• GOAL: From the material below, list every line containing "this".

▶

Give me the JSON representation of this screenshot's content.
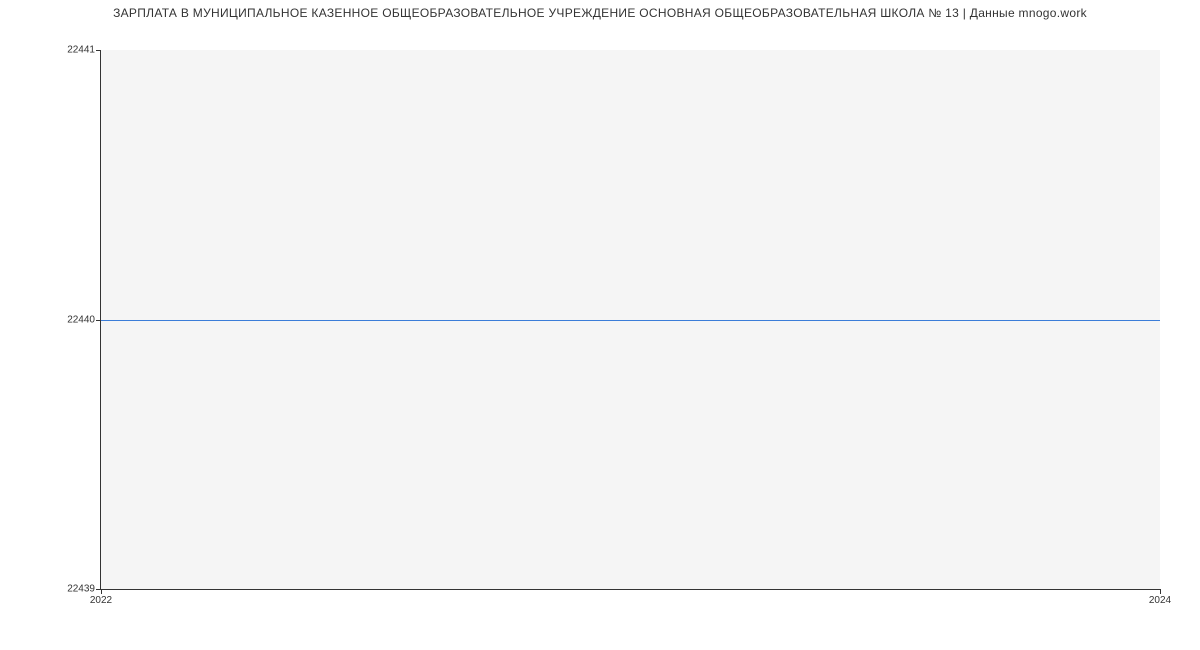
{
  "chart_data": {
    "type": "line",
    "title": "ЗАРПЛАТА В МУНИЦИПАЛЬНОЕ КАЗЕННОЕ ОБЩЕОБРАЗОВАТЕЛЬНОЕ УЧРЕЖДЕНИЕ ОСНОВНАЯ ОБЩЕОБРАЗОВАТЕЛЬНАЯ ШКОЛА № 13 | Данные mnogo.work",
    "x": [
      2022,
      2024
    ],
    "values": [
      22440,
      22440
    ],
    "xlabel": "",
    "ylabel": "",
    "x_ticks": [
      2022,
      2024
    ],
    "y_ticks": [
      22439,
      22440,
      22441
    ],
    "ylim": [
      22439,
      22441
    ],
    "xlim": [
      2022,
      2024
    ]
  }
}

◀
▶

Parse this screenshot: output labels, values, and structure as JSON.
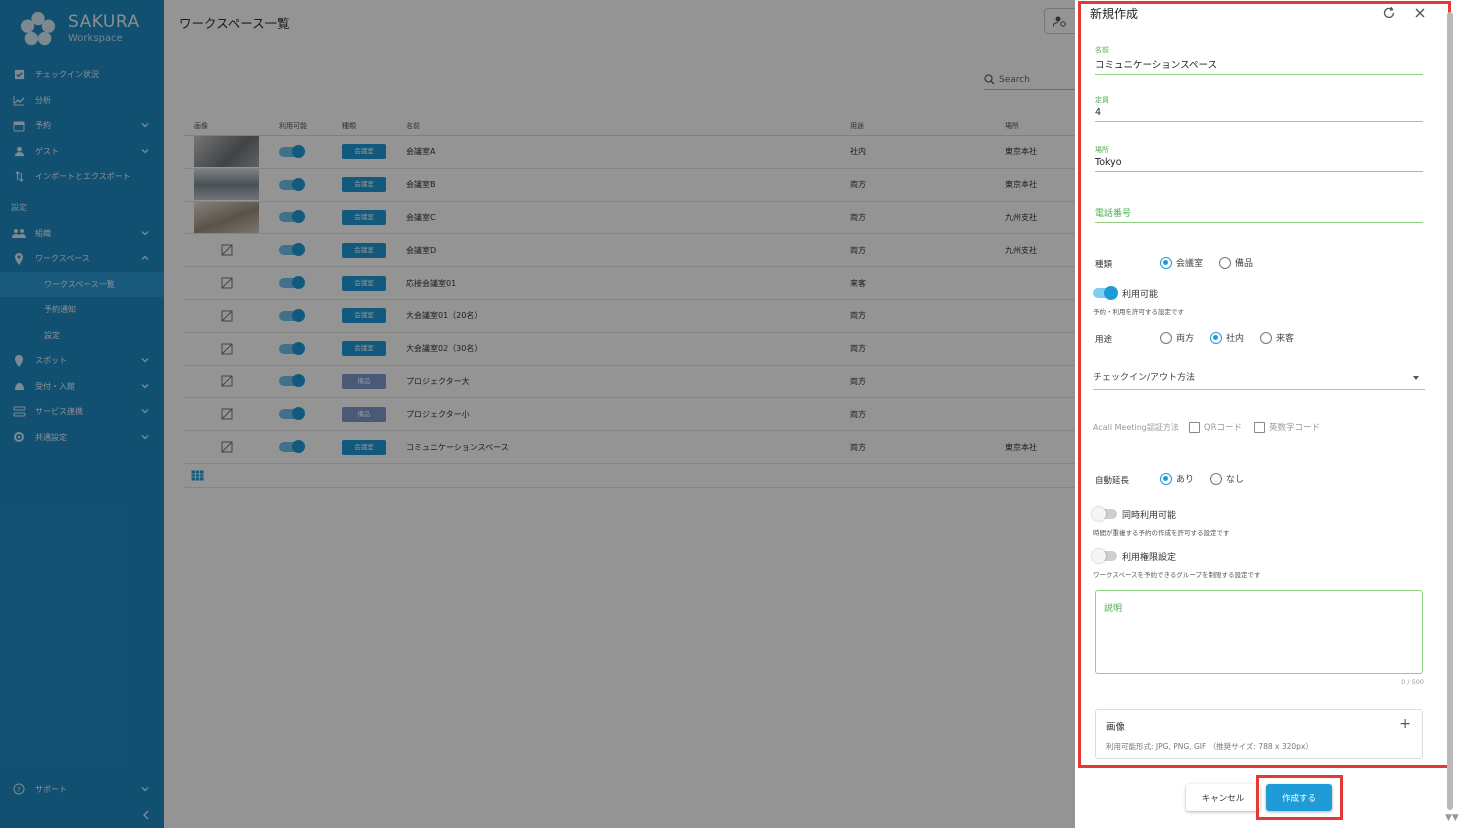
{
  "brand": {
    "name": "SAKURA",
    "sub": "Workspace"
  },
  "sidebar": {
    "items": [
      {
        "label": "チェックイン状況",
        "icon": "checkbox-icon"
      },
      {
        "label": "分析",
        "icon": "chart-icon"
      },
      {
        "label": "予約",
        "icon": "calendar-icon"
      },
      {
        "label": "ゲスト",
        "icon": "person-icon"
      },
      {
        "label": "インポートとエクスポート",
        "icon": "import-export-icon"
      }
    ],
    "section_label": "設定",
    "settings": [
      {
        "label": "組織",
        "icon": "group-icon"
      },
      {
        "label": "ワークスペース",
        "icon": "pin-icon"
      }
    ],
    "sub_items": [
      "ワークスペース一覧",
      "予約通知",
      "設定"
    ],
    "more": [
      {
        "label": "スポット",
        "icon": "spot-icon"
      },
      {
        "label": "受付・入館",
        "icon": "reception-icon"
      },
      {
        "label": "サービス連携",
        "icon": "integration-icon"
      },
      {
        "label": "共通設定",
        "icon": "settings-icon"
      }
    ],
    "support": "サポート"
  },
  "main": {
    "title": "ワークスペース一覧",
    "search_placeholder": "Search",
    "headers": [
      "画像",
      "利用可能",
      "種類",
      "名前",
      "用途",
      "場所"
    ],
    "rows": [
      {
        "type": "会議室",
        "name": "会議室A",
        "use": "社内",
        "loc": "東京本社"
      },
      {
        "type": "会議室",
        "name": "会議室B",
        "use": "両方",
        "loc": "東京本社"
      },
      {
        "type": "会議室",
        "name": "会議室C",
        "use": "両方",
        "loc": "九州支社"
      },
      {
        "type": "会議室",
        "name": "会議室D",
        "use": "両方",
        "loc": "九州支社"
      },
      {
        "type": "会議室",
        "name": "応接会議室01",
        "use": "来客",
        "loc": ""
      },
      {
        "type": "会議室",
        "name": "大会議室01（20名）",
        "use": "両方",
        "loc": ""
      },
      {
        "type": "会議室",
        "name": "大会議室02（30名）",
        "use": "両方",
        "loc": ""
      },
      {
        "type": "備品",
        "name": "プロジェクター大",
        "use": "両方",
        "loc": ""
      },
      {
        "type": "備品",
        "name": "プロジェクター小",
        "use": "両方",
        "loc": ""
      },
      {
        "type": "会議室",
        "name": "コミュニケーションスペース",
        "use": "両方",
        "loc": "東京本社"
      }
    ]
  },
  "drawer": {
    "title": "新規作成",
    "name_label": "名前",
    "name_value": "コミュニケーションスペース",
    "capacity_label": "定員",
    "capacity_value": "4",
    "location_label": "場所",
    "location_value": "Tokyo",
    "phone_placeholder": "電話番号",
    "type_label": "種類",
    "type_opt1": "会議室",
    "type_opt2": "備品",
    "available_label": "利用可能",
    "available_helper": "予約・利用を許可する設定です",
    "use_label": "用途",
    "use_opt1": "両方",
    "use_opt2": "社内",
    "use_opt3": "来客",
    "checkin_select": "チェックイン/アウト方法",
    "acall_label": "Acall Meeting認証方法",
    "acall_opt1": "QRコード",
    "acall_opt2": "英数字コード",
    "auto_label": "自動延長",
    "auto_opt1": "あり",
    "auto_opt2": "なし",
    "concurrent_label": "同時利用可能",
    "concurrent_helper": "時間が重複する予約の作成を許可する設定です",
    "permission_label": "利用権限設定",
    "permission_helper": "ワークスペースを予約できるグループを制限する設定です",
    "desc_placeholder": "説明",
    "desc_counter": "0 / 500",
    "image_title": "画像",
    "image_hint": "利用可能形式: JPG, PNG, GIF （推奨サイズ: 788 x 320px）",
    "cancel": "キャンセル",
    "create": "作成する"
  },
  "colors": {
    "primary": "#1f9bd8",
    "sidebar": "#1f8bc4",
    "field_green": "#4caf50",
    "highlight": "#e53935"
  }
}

◀

• CORRECT RESULT:
Give me the JSON representation of this screenshot's content.
Parse this screenshot: output labels, values, and structure as JSON.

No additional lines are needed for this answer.